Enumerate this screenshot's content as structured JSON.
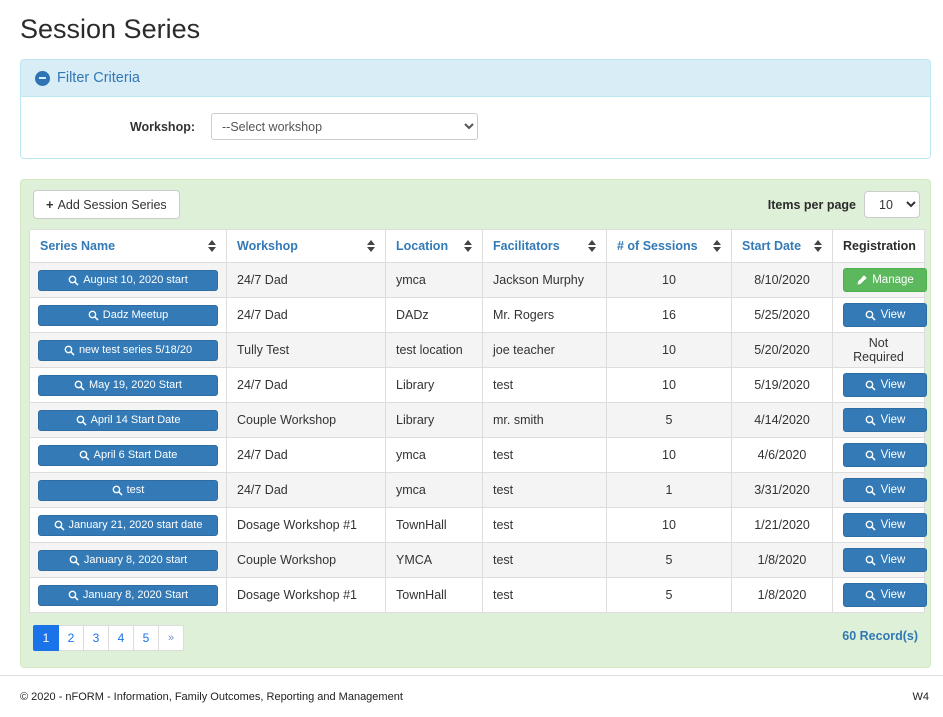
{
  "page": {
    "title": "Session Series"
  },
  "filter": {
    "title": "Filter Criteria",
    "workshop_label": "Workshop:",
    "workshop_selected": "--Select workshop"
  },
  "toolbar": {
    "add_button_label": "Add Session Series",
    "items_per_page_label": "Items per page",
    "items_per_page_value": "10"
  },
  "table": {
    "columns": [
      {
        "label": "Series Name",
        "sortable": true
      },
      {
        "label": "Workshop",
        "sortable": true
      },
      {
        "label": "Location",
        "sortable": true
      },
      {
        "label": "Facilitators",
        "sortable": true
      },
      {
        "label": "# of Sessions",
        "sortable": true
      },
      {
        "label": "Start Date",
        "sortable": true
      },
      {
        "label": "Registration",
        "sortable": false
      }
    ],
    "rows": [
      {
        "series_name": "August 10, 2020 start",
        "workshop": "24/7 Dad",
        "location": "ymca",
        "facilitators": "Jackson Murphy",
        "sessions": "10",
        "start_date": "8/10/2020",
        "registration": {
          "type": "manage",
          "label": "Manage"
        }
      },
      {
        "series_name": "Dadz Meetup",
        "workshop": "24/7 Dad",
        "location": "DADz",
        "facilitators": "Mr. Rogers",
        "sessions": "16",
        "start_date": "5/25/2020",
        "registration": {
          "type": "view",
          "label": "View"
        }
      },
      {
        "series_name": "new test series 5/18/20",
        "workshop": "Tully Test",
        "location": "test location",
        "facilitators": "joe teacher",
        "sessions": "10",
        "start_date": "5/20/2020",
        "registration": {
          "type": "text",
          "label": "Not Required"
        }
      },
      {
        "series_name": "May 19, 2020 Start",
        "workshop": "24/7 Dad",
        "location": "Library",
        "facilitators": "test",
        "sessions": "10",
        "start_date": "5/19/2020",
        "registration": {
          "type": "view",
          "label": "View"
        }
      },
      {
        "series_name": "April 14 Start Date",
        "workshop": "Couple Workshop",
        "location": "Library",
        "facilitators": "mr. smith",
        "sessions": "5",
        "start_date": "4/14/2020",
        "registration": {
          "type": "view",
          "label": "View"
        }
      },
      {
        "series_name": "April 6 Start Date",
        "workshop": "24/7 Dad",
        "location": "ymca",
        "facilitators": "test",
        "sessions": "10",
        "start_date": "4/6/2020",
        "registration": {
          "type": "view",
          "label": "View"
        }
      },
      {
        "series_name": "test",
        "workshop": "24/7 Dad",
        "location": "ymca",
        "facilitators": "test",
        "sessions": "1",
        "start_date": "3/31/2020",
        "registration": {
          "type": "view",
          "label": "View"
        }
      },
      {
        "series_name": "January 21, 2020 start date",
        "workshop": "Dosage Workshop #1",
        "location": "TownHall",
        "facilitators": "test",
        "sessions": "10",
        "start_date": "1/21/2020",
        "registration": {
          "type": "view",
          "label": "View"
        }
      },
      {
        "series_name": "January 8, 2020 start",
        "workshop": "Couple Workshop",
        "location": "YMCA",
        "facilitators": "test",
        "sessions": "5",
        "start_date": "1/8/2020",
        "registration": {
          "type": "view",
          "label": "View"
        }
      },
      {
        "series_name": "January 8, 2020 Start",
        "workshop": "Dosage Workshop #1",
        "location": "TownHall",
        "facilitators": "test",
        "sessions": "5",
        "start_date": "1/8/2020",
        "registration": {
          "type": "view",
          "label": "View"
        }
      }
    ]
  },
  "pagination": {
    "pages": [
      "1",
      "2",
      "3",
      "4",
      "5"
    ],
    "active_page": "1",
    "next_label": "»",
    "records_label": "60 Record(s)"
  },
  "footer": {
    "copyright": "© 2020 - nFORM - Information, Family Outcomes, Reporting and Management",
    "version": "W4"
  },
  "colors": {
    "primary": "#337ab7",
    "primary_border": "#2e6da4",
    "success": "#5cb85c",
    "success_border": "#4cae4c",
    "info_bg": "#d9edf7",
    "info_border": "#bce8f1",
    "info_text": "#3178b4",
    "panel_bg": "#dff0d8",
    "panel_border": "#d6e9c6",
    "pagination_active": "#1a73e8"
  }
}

WHAT NEEDS TO BE DONE: Omit every picture, and otherwise quote the entries exactly.

EXERCISE RESULT:
Enumerate this screenshot's content as structured JSON.
{
  "page": {
    "title": "Session Series"
  },
  "filter": {
    "title": "Filter Criteria",
    "workshop_label": "Workshop:",
    "workshop_selected": "--Select workshop"
  },
  "toolbar": {
    "add_button_label": "Add Session Series",
    "items_per_page_label": "Items per page",
    "items_per_page_value": "10"
  },
  "table": {
    "columns": [
      {
        "label": "Series Name",
        "sortable": true
      },
      {
        "label": "Workshop",
        "sortable": true
      },
      {
        "label": "Location",
        "sortable": true
      },
      {
        "label": "Facilitators",
        "sortable": true
      },
      {
        "label": "# of Sessions",
        "sortable": true
      },
      {
        "label": "Start Date",
        "sortable": true
      },
      {
        "label": "Registration",
        "sortable": false
      }
    ],
    "rows": [
      {
        "series_name": "August 10, 2020 start",
        "workshop": "24/7 Dad",
        "location": "ymca",
        "facilitators": "Jackson Murphy",
        "sessions": "10",
        "start_date": "8/10/2020",
        "registration": {
          "type": "manage",
          "label": "Manage"
        }
      },
      {
        "series_name": "Dadz Meetup",
        "workshop": "24/7 Dad",
        "location": "DADz",
        "facilitators": "Mr. Rogers",
        "sessions": "16",
        "start_date": "5/25/2020",
        "registration": {
          "type": "view",
          "label": "View"
        }
      },
      {
        "series_name": "new test series 5/18/20",
        "workshop": "Tully Test",
        "location": "test location",
        "facilitators": "joe teacher",
        "sessions": "10",
        "start_date": "5/20/2020",
        "registration": {
          "type": "text",
          "label": "Not Required"
        }
      },
      {
        "series_name": "May 19, 2020 Start",
        "workshop": "24/7 Dad",
        "location": "Library",
        "facilitators": "test",
        "sessions": "10",
        "start_date": "5/19/2020",
        "registration": {
          "type": "view",
          "label": "View"
        }
      },
      {
        "series_name": "April 14 Start Date",
        "workshop": "Couple Workshop",
        "location": "Library",
        "facilitators": "mr. smith",
        "sessions": "5",
        "start_date": "4/14/2020",
        "registration": {
          "type": "view",
          "label": "View"
        }
      },
      {
        "series_name": "April 6 Start Date",
        "workshop": "24/7 Dad",
        "location": "ymca",
        "facilitators": "test",
        "sessions": "10",
        "start_date": "4/6/2020",
        "registration": {
          "type": "view",
          "label": "View"
        }
      },
      {
        "series_name": "test",
        "workshop": "24/7 Dad",
        "location": "ymca",
        "facilitators": "test",
        "sessions": "1",
        "start_date": "3/31/2020",
        "registration": {
          "type": "view",
          "label": "View"
        }
      },
      {
        "series_name": "January 21, 2020 start date",
        "workshop": "Dosage Workshop #1",
        "location": "TownHall",
        "facilitators": "test",
        "sessions": "10",
        "start_date": "1/21/2020",
        "registration": {
          "type": "view",
          "label": "View"
        }
      },
      {
        "series_name": "January 8, 2020 start",
        "workshop": "Couple Workshop",
        "location": "YMCA",
        "facilitators": "test",
        "sessions": "5",
        "start_date": "1/8/2020",
        "registration": {
          "type": "view",
          "label": "View"
        }
      },
      {
        "series_name": "January 8, 2020 Start",
        "workshop": "Dosage Workshop #1",
        "location": "TownHall",
        "facilitators": "test",
        "sessions": "5",
        "start_date": "1/8/2020",
        "registration": {
          "type": "view",
          "label": "View"
        }
      }
    ]
  },
  "pagination": {
    "pages": [
      "1",
      "2",
      "3",
      "4",
      "5"
    ],
    "active_page": "1",
    "next_label": "»",
    "records_label": "60 Record(s)"
  },
  "footer": {
    "copyright": "© 2020 - nFORM - Information, Family Outcomes, Reporting and Management",
    "version": "W4"
  },
  "colors": {
    "primary": "#337ab7",
    "primary_border": "#2e6da4",
    "success": "#5cb85c",
    "success_border": "#4cae4c",
    "info_bg": "#d9edf7",
    "info_border": "#bce8f1",
    "info_text": "#3178b4",
    "panel_bg": "#dff0d8",
    "panel_border": "#d6e9c6",
    "pagination_active": "#1a73e8"
  }
}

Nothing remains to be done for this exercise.